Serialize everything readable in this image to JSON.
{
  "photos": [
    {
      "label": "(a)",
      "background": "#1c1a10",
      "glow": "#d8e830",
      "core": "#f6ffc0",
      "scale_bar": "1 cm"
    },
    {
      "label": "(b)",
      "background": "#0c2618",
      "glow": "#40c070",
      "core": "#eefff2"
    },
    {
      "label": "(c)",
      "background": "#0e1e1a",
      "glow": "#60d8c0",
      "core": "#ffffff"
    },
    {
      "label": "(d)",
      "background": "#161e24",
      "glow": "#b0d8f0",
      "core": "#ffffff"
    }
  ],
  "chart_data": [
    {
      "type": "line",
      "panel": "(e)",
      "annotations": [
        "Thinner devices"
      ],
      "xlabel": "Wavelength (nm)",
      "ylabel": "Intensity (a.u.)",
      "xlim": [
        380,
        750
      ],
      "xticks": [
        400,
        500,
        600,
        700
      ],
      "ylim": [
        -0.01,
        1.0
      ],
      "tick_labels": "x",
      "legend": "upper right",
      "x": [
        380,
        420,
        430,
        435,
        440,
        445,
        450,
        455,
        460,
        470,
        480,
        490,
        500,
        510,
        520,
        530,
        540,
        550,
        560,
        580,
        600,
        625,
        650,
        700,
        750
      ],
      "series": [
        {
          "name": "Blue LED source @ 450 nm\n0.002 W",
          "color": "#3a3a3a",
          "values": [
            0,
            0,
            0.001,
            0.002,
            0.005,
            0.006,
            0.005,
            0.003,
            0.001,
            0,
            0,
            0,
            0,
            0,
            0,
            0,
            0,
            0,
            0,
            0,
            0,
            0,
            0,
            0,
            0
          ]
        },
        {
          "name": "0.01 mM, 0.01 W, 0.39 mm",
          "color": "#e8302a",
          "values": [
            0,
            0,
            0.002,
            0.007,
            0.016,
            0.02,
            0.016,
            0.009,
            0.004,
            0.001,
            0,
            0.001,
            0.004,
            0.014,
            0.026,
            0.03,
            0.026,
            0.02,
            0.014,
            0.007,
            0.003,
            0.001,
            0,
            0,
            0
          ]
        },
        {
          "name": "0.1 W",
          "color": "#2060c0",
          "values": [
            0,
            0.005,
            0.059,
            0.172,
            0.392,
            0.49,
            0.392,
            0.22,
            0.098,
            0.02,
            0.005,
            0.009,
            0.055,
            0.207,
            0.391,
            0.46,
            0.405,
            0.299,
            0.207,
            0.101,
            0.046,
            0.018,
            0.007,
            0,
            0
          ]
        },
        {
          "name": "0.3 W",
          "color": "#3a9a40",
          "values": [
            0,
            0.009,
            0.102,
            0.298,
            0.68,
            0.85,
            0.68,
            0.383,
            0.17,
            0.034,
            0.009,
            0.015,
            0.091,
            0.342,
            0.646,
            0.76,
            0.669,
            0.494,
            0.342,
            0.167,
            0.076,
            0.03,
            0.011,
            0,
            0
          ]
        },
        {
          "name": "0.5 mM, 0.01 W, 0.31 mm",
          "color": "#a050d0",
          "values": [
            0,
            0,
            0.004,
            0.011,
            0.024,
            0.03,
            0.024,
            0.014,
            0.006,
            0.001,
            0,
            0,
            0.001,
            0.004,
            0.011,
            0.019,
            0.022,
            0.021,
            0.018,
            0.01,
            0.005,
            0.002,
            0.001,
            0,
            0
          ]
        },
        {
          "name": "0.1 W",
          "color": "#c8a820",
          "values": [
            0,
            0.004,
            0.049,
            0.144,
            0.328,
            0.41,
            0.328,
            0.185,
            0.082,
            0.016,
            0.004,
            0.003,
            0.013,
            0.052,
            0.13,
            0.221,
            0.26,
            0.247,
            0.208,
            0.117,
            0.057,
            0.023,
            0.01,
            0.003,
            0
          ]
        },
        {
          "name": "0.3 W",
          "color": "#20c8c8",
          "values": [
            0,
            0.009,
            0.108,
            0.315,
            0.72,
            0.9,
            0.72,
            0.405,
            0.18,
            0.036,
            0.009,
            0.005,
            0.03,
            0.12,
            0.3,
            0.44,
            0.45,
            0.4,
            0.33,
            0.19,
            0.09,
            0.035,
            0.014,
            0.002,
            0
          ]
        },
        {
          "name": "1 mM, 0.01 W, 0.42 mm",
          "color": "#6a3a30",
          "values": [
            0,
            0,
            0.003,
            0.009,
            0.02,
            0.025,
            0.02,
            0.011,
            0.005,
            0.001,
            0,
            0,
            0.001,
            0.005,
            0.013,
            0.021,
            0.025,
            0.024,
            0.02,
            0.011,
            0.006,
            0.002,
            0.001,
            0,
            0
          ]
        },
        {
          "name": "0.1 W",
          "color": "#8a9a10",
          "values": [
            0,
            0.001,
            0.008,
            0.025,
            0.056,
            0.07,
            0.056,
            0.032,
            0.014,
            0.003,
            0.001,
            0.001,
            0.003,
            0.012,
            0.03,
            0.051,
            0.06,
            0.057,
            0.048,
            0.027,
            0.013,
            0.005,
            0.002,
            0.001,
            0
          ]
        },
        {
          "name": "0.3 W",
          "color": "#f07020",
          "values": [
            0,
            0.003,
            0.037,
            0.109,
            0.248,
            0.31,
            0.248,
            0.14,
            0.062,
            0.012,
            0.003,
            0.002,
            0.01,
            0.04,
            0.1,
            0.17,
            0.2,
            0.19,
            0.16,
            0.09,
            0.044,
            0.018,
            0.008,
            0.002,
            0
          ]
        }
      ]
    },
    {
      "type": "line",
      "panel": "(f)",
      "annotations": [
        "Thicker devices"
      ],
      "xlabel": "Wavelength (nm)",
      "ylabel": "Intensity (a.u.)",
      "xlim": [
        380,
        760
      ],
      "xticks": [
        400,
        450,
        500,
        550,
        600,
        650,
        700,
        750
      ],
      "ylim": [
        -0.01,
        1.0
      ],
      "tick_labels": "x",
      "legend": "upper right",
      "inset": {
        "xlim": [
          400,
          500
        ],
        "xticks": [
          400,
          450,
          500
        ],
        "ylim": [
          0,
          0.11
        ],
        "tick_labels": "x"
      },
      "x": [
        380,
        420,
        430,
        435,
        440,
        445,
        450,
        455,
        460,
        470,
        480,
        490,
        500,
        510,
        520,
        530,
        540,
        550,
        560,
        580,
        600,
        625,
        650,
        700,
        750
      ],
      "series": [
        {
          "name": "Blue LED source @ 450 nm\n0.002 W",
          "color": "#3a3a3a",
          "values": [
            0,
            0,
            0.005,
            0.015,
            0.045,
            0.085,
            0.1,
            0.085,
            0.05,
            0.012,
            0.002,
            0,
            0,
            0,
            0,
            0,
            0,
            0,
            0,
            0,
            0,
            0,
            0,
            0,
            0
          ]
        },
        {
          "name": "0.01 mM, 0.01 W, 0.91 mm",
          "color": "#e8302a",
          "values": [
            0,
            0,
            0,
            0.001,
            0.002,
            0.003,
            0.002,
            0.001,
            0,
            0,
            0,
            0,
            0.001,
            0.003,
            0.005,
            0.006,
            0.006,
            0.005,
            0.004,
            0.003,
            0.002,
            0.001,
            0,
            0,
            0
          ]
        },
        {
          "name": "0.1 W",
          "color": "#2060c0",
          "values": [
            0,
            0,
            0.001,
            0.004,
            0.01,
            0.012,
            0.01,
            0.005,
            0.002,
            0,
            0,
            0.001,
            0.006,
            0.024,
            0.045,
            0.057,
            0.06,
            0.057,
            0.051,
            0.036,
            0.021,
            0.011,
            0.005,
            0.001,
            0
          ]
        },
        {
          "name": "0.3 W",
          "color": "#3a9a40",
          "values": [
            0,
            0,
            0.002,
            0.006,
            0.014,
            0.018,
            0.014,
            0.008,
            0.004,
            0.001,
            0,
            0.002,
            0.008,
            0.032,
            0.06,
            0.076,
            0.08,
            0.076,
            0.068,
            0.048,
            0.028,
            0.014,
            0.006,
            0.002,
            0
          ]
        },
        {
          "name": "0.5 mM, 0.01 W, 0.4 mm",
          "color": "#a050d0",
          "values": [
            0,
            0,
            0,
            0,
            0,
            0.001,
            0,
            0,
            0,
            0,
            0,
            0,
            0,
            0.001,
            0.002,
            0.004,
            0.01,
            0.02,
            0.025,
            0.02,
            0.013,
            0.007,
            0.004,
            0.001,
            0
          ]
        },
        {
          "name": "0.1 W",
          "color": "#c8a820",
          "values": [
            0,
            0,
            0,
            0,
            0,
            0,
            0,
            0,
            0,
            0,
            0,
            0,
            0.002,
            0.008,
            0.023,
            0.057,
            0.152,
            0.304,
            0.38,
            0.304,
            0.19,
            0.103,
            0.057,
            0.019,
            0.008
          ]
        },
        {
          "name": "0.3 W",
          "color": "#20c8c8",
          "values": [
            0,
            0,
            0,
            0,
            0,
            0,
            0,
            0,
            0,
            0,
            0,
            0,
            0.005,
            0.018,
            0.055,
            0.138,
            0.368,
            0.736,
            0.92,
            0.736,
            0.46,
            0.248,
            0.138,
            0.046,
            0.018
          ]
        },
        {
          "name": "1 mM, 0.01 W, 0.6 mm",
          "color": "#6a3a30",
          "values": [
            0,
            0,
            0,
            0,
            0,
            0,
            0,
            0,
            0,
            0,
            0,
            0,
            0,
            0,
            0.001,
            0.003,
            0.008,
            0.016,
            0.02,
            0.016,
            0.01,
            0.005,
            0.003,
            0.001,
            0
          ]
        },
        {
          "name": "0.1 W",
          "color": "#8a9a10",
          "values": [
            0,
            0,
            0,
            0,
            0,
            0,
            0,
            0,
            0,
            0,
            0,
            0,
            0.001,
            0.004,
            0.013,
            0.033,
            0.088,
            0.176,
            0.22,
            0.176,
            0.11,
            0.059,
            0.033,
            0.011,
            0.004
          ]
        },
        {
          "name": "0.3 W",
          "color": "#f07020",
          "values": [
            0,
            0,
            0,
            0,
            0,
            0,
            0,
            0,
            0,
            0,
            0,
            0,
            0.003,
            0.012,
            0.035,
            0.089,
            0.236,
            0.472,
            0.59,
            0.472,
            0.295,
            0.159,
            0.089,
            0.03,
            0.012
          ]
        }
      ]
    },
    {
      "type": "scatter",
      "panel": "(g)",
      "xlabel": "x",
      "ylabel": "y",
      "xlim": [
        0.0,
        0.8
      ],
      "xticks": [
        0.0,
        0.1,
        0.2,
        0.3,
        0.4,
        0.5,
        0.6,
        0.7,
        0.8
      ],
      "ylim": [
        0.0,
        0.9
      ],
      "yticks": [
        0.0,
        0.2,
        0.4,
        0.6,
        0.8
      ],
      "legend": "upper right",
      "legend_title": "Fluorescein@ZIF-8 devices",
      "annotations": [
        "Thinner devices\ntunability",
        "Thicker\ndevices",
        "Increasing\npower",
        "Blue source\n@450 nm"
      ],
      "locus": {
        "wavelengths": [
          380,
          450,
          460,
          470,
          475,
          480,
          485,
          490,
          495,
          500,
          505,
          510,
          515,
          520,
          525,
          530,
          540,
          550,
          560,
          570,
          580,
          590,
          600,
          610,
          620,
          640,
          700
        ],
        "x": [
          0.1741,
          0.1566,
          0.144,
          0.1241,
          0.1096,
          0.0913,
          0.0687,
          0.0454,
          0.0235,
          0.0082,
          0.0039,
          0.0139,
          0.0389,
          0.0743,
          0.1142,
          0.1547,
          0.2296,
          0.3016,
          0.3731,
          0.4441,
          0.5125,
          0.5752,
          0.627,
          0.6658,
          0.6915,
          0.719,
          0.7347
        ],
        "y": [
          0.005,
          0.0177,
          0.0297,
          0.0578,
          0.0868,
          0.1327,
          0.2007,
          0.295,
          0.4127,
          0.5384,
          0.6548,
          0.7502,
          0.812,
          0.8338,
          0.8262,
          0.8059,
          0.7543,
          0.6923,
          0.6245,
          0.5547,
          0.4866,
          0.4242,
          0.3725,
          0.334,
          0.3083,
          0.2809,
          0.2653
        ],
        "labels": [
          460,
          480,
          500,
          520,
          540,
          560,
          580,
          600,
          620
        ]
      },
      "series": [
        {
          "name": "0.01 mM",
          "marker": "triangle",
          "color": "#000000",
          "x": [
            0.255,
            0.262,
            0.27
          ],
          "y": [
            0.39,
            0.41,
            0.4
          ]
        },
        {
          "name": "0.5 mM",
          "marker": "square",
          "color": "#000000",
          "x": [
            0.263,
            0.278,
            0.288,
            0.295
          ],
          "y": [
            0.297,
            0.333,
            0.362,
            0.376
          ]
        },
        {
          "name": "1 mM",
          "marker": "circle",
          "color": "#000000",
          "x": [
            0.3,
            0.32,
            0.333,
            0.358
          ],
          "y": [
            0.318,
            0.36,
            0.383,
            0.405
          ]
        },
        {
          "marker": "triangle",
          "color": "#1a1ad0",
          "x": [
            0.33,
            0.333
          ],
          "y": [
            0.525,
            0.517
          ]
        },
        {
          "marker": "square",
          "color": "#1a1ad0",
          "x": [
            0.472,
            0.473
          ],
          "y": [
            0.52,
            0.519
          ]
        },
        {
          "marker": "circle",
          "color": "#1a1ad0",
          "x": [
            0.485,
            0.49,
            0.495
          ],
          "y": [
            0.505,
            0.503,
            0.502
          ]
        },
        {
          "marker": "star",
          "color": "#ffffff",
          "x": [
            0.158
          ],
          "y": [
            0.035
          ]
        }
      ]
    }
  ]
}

▶ _To do_
Search the preceding listing for "core" and extract every line where it is found.

▶ _Result_
      "core": "#f6ffc0",
      "core": "#eefff2"
      "core": "#ffffff"
      "core": "#ffffff"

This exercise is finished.